In the Service Fabric post below, condense the paragraph beginning "But with Service Fabric" into a short bulleted list that keeps its main facts.

▶ _Page excerpt_:
______________________________
I have a Stateful service with 1000 partitions and 1 replica.
This service in the RunAsync method have an infinte while cycle where I call a Reliable Queue to get messages.
If there are no messages I wait 5 seconds, then retry.
I used to do exactly that with Azure Storage Queue with success.
But with Service Fabric I'm getting thousands of FabricNotReadableExceptions, the Service become unstable and I'm not able to update it or delete it, I need to cancel the entire cluster.
I tried to update it and after 18 hours it was still stuck, so there is something terribly wrong in what I'm doing.
This is the method code:
public async Task<QueueObject> DeQueueAsync(string queueName)
{
var q = await StateManager.GetOrAddAsync<IReliableQueue<string>>(queueName);
using (var tx = StateManager.CreateTransaction())
{
try
{
var dequeued = await q.TryDequeueAsync(tx);
if (dequeued.HasValue)
{
await tx.CommitAsync();
var result = dequeued.Value;
return JSON.Deserialize<QueueObject>(result);
}
else
{
return null;
}
}
catch (Exception e)
{
ServiceEventSource.Current.ServiceMessage(this, $"!!ERROR!!: {e.Message} - Partition: {Partition.PartitionInfo.Id}");
return null;
}
}}
This is the RunAsync
protected override async Task RunAsync(CancellationToken cancellationToken)
{
while (true)
{
var message = await DeQueueAsync("MyQueue");
if (message != null)
{
//process, takes around 500ms
}
else
{
Thread.Sleep(5000);
}
}
}
I also changed Thread.Sleep(5000) with Task.Delay and was having thousands of "A task was canceled" errors.
______________________________
▶ _Source data_:
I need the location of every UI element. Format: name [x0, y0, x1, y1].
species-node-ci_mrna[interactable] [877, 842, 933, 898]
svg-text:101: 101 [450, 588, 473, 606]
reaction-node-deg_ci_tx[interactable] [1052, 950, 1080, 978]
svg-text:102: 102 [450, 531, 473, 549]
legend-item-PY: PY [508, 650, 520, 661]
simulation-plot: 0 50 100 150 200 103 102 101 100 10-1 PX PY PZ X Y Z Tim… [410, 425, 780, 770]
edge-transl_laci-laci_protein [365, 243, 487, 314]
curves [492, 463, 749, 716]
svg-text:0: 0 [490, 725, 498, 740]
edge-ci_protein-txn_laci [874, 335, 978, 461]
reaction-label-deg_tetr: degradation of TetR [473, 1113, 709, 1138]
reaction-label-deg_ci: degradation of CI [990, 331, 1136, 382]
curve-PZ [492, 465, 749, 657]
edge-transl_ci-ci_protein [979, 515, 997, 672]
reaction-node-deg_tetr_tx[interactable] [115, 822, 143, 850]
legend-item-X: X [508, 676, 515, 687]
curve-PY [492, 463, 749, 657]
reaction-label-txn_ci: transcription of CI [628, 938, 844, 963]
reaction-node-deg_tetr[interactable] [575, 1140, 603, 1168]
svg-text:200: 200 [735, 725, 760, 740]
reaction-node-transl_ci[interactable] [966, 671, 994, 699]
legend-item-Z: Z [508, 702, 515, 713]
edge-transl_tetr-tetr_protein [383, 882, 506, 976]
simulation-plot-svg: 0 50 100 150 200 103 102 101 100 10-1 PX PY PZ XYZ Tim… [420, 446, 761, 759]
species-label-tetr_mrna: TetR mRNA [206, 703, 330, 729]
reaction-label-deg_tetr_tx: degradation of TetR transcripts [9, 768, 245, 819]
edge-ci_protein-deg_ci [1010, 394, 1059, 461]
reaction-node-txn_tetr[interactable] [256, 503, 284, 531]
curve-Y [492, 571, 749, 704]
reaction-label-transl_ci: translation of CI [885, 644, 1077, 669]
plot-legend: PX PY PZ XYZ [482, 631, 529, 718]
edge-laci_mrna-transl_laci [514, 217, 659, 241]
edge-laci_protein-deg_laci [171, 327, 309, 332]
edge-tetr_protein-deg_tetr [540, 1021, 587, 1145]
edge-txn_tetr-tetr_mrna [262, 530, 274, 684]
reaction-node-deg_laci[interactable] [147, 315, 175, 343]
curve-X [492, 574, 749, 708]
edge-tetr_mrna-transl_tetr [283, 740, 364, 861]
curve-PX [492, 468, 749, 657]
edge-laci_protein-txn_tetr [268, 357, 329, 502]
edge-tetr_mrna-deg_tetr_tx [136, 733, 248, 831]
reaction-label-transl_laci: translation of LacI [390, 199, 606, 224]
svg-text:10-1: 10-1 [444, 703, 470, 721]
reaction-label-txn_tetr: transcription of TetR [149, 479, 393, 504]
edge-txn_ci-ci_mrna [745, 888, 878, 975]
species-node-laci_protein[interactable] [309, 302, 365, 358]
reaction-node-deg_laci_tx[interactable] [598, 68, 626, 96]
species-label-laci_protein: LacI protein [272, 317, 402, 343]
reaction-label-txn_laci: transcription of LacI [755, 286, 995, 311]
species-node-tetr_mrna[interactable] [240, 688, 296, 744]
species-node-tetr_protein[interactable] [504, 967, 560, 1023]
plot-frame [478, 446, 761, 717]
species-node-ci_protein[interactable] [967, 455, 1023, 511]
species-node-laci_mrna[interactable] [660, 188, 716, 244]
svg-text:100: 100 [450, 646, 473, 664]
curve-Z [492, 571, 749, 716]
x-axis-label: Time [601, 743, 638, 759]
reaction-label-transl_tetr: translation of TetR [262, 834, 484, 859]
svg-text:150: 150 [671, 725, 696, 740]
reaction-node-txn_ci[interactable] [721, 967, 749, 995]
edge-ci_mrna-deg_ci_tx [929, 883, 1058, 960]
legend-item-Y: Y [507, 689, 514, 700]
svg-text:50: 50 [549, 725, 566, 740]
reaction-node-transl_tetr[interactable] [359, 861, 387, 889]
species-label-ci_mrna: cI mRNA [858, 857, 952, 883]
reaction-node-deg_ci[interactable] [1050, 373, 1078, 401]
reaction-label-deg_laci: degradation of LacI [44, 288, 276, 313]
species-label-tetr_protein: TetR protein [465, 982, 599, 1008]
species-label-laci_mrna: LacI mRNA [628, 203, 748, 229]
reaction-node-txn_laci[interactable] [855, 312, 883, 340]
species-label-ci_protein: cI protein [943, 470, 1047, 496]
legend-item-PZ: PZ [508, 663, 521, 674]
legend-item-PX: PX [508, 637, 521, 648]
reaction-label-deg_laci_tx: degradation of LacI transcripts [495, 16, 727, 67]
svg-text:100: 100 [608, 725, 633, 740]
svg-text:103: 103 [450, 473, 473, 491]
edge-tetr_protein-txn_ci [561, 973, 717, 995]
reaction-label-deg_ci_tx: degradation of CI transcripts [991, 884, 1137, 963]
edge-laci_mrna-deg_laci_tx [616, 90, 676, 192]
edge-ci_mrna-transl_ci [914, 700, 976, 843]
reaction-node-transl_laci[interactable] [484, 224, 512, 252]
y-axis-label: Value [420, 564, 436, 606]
______________________________
▶ _Written answer_:
- Service Fabric produces thousands of FabricNotReadableExceptions.
- The service becomes unstable.
- The service can't be updated or deleted, so the entire cluster has to be canceled.